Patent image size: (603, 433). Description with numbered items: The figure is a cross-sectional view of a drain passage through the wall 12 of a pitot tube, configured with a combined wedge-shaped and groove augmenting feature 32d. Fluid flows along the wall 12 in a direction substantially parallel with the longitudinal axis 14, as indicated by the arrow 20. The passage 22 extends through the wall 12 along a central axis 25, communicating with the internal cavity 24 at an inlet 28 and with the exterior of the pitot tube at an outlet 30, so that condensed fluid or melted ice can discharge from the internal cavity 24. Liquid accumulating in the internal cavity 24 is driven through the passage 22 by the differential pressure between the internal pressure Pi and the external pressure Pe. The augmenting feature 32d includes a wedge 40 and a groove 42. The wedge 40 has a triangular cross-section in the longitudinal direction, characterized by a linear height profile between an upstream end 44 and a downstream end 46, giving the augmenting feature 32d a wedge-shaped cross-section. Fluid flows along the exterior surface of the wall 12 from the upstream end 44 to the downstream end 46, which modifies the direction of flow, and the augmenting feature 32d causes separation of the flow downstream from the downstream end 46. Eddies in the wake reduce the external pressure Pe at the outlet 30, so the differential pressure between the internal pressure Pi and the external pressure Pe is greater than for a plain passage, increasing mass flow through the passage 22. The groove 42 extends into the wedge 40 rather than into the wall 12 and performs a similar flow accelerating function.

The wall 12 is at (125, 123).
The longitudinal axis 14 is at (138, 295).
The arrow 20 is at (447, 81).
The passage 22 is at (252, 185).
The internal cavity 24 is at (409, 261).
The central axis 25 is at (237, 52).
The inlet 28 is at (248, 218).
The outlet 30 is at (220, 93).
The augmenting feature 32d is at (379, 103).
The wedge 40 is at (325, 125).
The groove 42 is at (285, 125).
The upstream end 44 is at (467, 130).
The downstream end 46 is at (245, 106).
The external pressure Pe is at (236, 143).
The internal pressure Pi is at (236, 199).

_ _ _ _ _ _ _

▶ [WHAT THIS TASK INVOLVES]: Reproduce every row above word for word.

▶ [ANSWER FOR THIS EXERCISE]:
Patent image size: (603, 433). Description with numbered items: The figure is a cross-sectional view of a drain passage through the wall 12 of a pitot tube, configured with a combined wedge-shaped and groove augmenting feature 32d. Fluid flows along the wall 12 in a direction substantially parallel with the longitudinal axis 14, as indicated by the arrow 20. The passage 22 extends through the wall 12 along a central axis 25, communicating with the internal cavity 24 at an inlet 28 and with the exterior of the pitot tube at an outlet 30, so that condensed fluid or melted ice can discharge from the internal cavity 24. Liquid accumulating in the internal cavity 24 is driven through the passage 22 by the differential pressure between the internal pressure Pi and the external pressure Pe. The augmenting feature 32d includes a wedge 40 and a groove 42. The wedge 40 has a triangular cross-section in the longitudinal direction, characterized by a linear height profile between an upstream end 44 and a downstream end 46, giving the augmenting feature 32d a wedge-shaped cross-section. Fluid flows along the exterior surface of the wall 12 from the upstream end 44 to the downstream end 46, which modifies the direction of flow, and the augmenting feature 32d causes separation of the flow downstream from the downstream end 46. Eddies in the wake reduce the external pressure Pe at the outlet 30, so the differential pressure between the internal pressure Pi and the external pressure Pe is greater than for a plain passage, increasing mass flow through the passage 22. The groove 42 extends into the wedge 40 rather than into the wall 12 and performs a similar flow accelerating function.

The wall 12 is at (125, 123).
The longitudinal axis 14 is at (138, 295).
The arrow 20 is at (447, 81).
The passage 22 is at (252, 185).
The internal cavity 24 is at (409, 261).
The central axis 25 is at (237, 52).
The inlet 28 is at (248, 218).
The outlet 30 is at (220, 93).
The augmenting feature 32d is at (379, 103).
The wedge 40 is at (325, 125).
The groove 42 is at (285, 125).
The upstream end 44 is at (467, 130).
The downstream end 46 is at (245, 106).
The external pressure Pe is at (236, 143).
The internal pressure Pi is at (236, 199).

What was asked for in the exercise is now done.